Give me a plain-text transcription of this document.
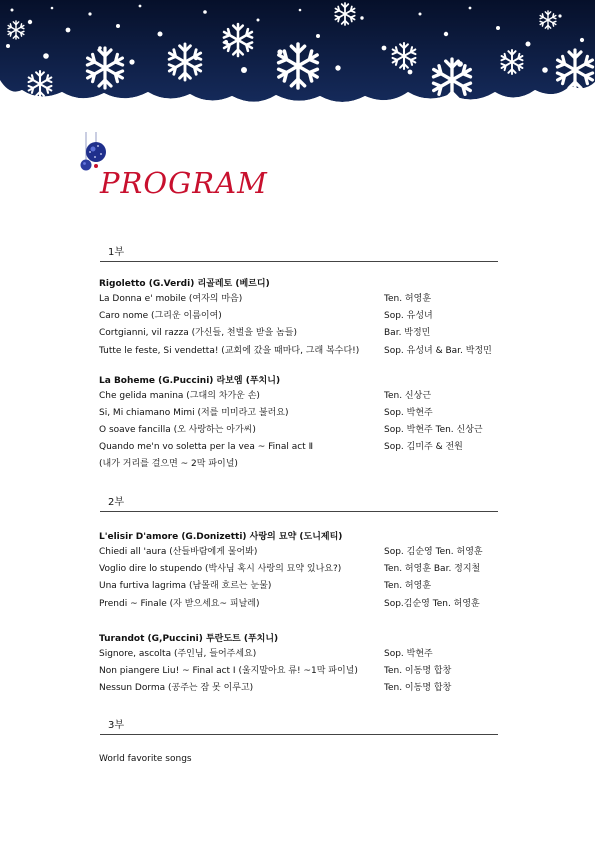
PROGRAM
1부
Rigoletto (G.Verdi) 리골레토 (베르디)
La Donna e' mobile (여자의 마음)	Ten. 허영훈
Caro nome (그리운 이름이여)	Sop. 유성녀
Cortgianni, vil razza (가신들, 천벌을 받을 놈들)	Bar. 박정민
Tutte le feste, Si vendetta! (교회에 갔을 때마다, 그래 복수다!)	Sop. 유성녀 & Bar. 박정민
La Boheme (G.Puccini) 라보엠 (푸치니)
Che gelida manina (그대의 차가운 손)	Ten. 신상근
Si, Mi chiamano Mimi (저를 미미라고 불러요)	Sop. 박현주
O soave fancilla (오 사랑하는 아가씨)	Sop. 박현주 Ten. 신상근
Quando me'n vo soletta per la vea ~ Final act Ⅱ	Sop. 김미주 & 전원
(내가 거리를 걸으면 ~ 2막 파이널)
2부
L'elisir D'amore (G.Donizetti) 사랑의 묘약 (도니제티)
Chiedi all 'aura (산들바람에게 물어봐)	Sop. 김순영 Ten. 허영훈
Voglio dire lo stupendo (박사님 혹시 사랑의 묘약 있나요?)	Ten. 허영훈 Bar. 정지철
Una furtiva lagrima (남몰래 흐르는 눈물)	Ten. 허영훈
Prendi ~ Finale (자 받으세요~ 피날레)	Sop.김순영 Ten. 허영훈
Turandot (G,Puccini) 투란도트 (푸치니)
Signore, ascolta (주인님, 들어주세요)	Sop. 박현주
Non piangere Liu! ~ Final act Ⅰ (울지말아요 류! ~1막 파이널)	Ten. 이동명 합창
Nessun Dorma (공주는 잠 못 이루고)	Ten. 이동명 합창
3부
World favorite songs
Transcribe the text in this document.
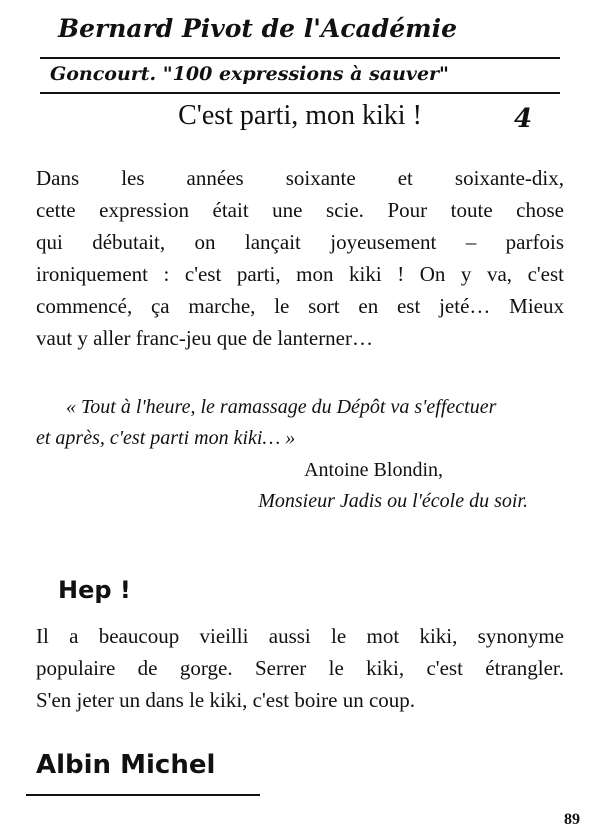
Bernard Pivot de l'Académie
Goncourt. "100 expressions à sauver"
4
C'est parti, mon kiki !
Dans les années soixante et soixante-dix,
cette expression était une scie. Pour toute chose
qui débutait, on lançait joyeusement – parfois
ironiquement : c'est parti, mon kiki ! On y va, c'est
commencé, ça marche, le sort en est jeté… Mieux
vaut y aller franc-jeu que de lanterner…
« Tout à l'heure, le ramassage du Dépôt va s'effectuer
et après, c'est parti mon kiki… »
Antoine Blondin,
Monsieur Jadis ou l'école du soir.
Hep !
Il a beaucoup vieilli aussi le mot kiki, synonyme
populaire de gorge. Serrer le kiki, c'est étrangler.
S'en jeter un dans le kiki, c'est boire un coup.
Albin Michel
89
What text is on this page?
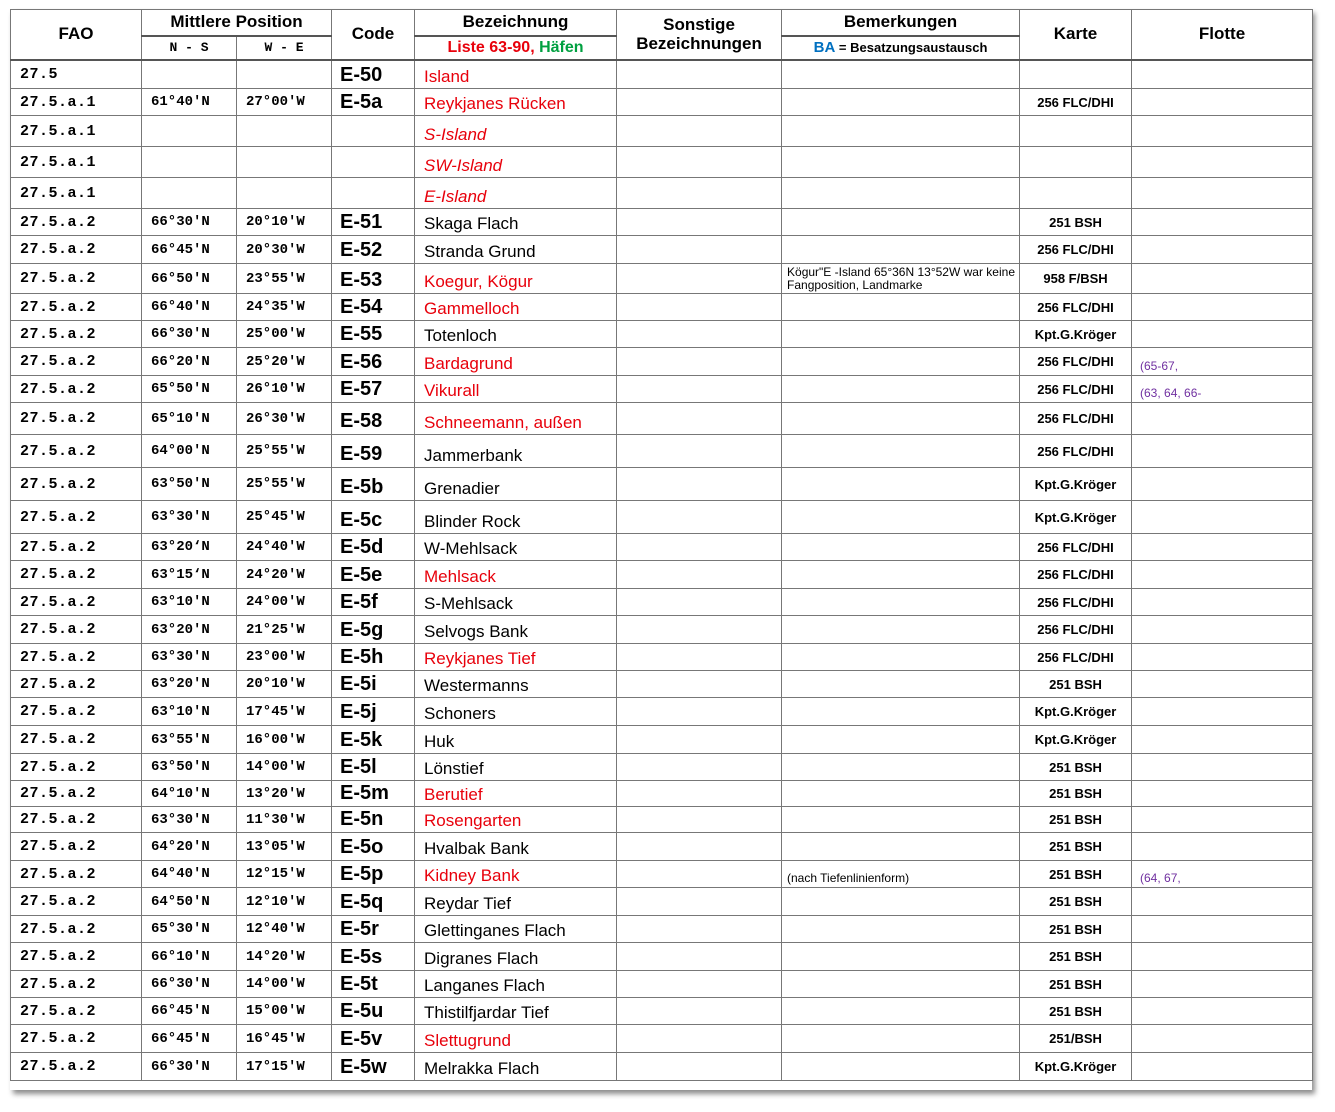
FAO	Mittlere Position		Code	Bezeichnung	Sonstige Bezeichnungen	Bemerkungen	Karte	Flotte
	N - S	W - E		Liste 63-90, Häfen		BA = Besatzungsaustausch		
27.5			E-50	Island				
27.5.a.1	61°40′N	27°00′W	E-5a	Reykjanes Rücken			256 FLC/DHI	
27.5.a.1				S-Island				
27.5.a.1				SW-Island				
27.5.a.1				E-Island				
27.5.a.2	66°30′N	20°10′W	E-51	Skaga Flach			251 BSH	
27.5.a.2	66°45′N	20°30′W	E-52	Stranda Grund			256 FLC/DHI	
27.5.a.2	66°50′N	23°55′W	E-53	Koegur, Kögur		Kögur"E -Island 65°36N 13°52W war keine Fangposition, Landmarke	958 F/BSH	
27.5.a.2	66°40′N	24°35′W	E-54	Gammelloch			256 FLC/DHI	
27.5.a.2	66°30′N	25°00′W	E-55	Totenloch			Kpt.G.Kröger	
27.5.a.2	66°20′N	25°20′W	E-56	Bardagrund			256 FLC/DHI	(65-67,
27.5.a.2	65°50′N	26°10′W	E-57	Vikurall			256 FLC/DHI	(63, 64, 66-
27.5.a.2	65°10′N	26°30′W	E-58	Schneemann, außen			256 FLC/DHI	
27.5.a.2	64°00′N	25°55′W	E-59	Jammerbank			256 FLC/DHI	
27.5.a.2	63°50′N	25°55′W	E-5b	Grenadier			Kpt.G.Kröger	
27.5.a.2	63°30′N	25°45′W	E-5c	Blinder Rock			Kpt.G.Kröger	
27.5.a.2	63°20‘N	24°40′W	E-5d	W-Mehlsack			256 FLC/DHI	
27.5.a.2	63°15‘N	24°20′W	E-5e	Mehlsack			256 FLC/DHI	
27.5.a.2	63°10′N	24°00′W	E-5f	S-Mehlsack			256 FLC/DHI	
27.5.a.2	63°20′N	21°25′W	E-5g	Selvogs Bank			256 FLC/DHI	
27.5.a.2	63°30′N	23°00′W	E-5h	Reykjanes Tief			256 FLC/DHI	
27.5.a.2	63°20′N	20°10′W	E-5i	Westermanns			251 BSH	
27.5.a.2	63°10′N	17°45′W	E-5j	Schoners			Kpt.G.Kröger	
27.5.a.2	63°55′N	16°00′W	E-5k	Huk			Kpt.G.Kröger	
27.5.a.2	63°50′N	14°00′W	E-5l	Lönstief			251 BSH	
27.5.a.2	64°10′N	13°20′W	E-5m	Berutief			251 BSH	
27.5.a.2	63°30′N	11°30′W	E-5n	Rosengarten			251 BSH	
27.5.a.2	64°20′N	13°05′W	E-5o	Hvalbak Bank			251 BSH	
27.5.a.2	64°40′N	12°15′W	E-5p	Kidney Bank		(nach Tiefenlinienform)	251 BSH	(64, 67,
27.5.a.2	64°50′N	12°10′W	E-5q	Reydar Tief			251 BSH	
27.5.a.2	65°30′N	12°40′W	E-5r	Glettinganes Flach			251 BSH	
27.5.a.2	66°10′N	14°20′W	E-5s	Digranes Flach			251 BSH	
27.5.a.2	66°30′N	14°00′W	E-5t	Langanes Flach			251 BSH	
27.5.a.2	66°45′N	15°00′W	E-5u	Thistilfjardar Tief			251 BSH	
27.5.a.2	66°45′N	16°45′W	E-5v	Slettugrund			251/BSH	
27.5.a.2	66°30′N	17°15′W	E-5w	Melrakka Flach			Kpt.G.Kröger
####
Leave out the pictures and transcribe the entries above exactly.

Give me a plain-text transcription of this document.
PROGRAM
1부
Rigoletto (G.Verdi) 리골레토 (베르디)
La Donna e' mobile (여자의 마음)	Ten. 허영훈
Caro nome (그리운 이름이여)	Sop. 유성녀
Cortgianni, vil razza (가신들, 천벌을 받을 놈들)	Bar. 박정민
Tutte le feste, Si vendetta! (교회에 갔을 때마다, 그래 복수다!)	Sop. 유성녀 & Bar. 박정민
La Boheme (G.Puccini) 라보엠 (푸치니)
Che gelida manina (그대의 차가운 손)	Ten. 신상근
Si, Mi chiamano Mimi (저를 미미라고 불러요)	Sop. 박현주
O soave fancilla (오 사랑하는 아가씨)	Sop. 박현주 Ten. 신상근
Quando me'n vo soletta per la vea ~ Final act Ⅱ	Sop. 김미주 & 전원
(내가 거리를 걸으면 ~ 2막 파이널)
2부
L'elisir D'amore (G.Donizetti) 사랑의 묘약 (도니제티)
Chiedi all 'aura (산들바람에게 물어봐)	Sop. 김순영 Ten. 허영훈
Voglio dire lo stupendo (박사님 혹시 사랑의 묘약 있나요?)	Ten. 허영훈 Bar. 정지철
Una furtiva lagrima (남몰래 흐르는 눈물)	Ten. 허영훈
Prendi ~ Finale (자 받으세요~ 피날레)	Sop.김순영 Ten. 허영훈
Turandot (G,Puccini) 투란도트 (푸치니)
Signore, ascolta (주인님, 들어주세요)	Sop. 박현주
Non piangere Liu! ~ Final act Ⅰ (울지말아요 류! ~1막 파이널)	Ten. 이동명 합창
Nessun Dorma (공주는 잠 못 이루고)	Ten. 이동명 합창
3부
World favorite songs
Transcribe the text in this document.
Bernard Pivot de l'Académie
Goncourt. "100 expressions à sauver"
4
C'est parti, mon kiki !
Dans les années soixante et soixante-dix,
cette expression était une scie. Pour toute chose
qui débutait, on lançait joyeusement – parfois
ironiquement : c'est parti, mon kiki ! On y va, c'est
commencé, ça marche, le sort en est jeté… Mieux
vaut y aller franc-jeu que de lanterner…
« Tout à l'heure, le ramassage du Dépôt va s'effectuer
et après, c'est parti mon kiki… »
Antoine Blondin,
Monsieur Jadis ou l'école du soir.
Hep !
Il a beaucoup vieilli aussi le mot kiki, synonyme
populaire de gorge. Serrer le kiki, c'est étrangler.
S'en jeter un dans le kiki, c'est boire un coup.
Albin Michel
89
What text is on this page?
FAO	Mittlere Position		Code	Bezeichnung	Sonstige Bezeichnungen	Bemerkungen	Karte	Flotte
	N - S	W - E		Liste 63-90, Häfen		BA = Besatzungsaustausch		
27.5			E-50	Island				
27.5.a.1	61°40′N	27°00′W	E-5a	Reykjanes Rücken			256 FLC/DHI	
27.5.a.1				S-Island				
27.5.a.1				SW-Island				
27.5.a.1				E-Island				
27.5.a.2	66°30′N	20°10′W	E-51	Skaga Flach			251 BSH	
27.5.a.2	66°45′N	20°30′W	E-52	Stranda Grund			256 FLC/DHI	
27.5.a.2	66°50′N	23°55′W	E-53	Koegur, Kögur		Kögur"E -Island 65°36N 13°52W war keine Fangposition, Landmarke	958 F/BSH	
27.5.a.2	66°40′N	24°35′W	E-54	Gammelloch			256 FLC/DHI	
27.5.a.2	66°30′N	25°00′W	E-55	Totenloch			Kpt.G.Kröger	
27.5.a.2	66°20′N	25°20′W	E-56	Bardagrund			256 FLC/DHI	(65-67,
27.5.a.2	65°50′N	26°10′W	E-57	Vikurall			256 FLC/DHI	(63, 64, 66-
27.5.a.2	65°10′N	26°30′W	E-58	Schneemann, außen			256 FLC/DHI	
27.5.a.2	64°00′N	25°55′W	E-59	Jammerbank			256 FLC/DHI	
27.5.a.2	63°50′N	25°55′W	E-5b	Grenadier			Kpt.G.Kröger	
27.5.a.2	63°30′N	25°45′W	E-5c	Blinder Rock			Kpt.G.Kröger	
27.5.a.2	63°20‘N	24°40′W	E-5d	W-Mehlsack			256 FLC/DHI	
27.5.a.2	63°15‘N	24°20′W	E-5e	Mehlsack			256 FLC/DHI	
27.5.a.2	63°10′N	24°00′W	E-5f	S-Mehlsack			256 FLC/DHI	
27.5.a.2	63°20′N	21°25′W	E-5g	Selvogs Bank			256 FLC/DHI	
27.5.a.2	63°30′N	23°00′W	E-5h	Reykjanes Tief			256 FLC/DHI	
27.5.a.2	63°20′N	20°10′W	E-5i	Westermanns			251 BSH	
27.5.a.2	63°10′N	17°45′W	E-5j	Schoners			Kpt.G.Kröger	
27.5.a.2	63°55′N	16°00′W	E-5k	Huk			Kpt.G.Kröger	
27.5.a.2	63°50′N	14°00′W	E-5l	Lönstief			251 BSH	
27.5.a.2	64°10′N	13°20′W	E-5m	Berutief			251 BSH	
27.5.a.2	63°30′N	11°30′W	E-5n	Rosengarten			251 BSH	
27.5.a.2	64°20′N	13°05′W	E-5o	Hvalbak Bank			251 BSH	
27.5.a.2	64°40′N	12°15′W	E-5p	Kidney Bank		(nach Tiefenlinienform)	251 BSH	(64, 67,
27.5.a.2	64°50′N	12°10′W	E-5q	Reydar Tief			251 BSH	
27.5.a.2	65°30′N	12°40′W	E-5r	Glettinganes Flach			251 BSH	
27.5.a.2	66°10′N	14°20′W	E-5s	Digranes Flach			251 BSH	
27.5.a.2	66°30′N	14°00′W	E-5t	Langanes Flach			251 BSH	
27.5.a.2	66°45′N	15°00′W	E-5u	Thistilfjardar Tief			251 BSH	
27.5.a.2	66°45′N	16°45′W	E-5v	Slettugrund			251/BSH	
27.5.a.2	66°30′N	17°15′W	E-5w	Melrakka Flach			Kpt.G.Kröger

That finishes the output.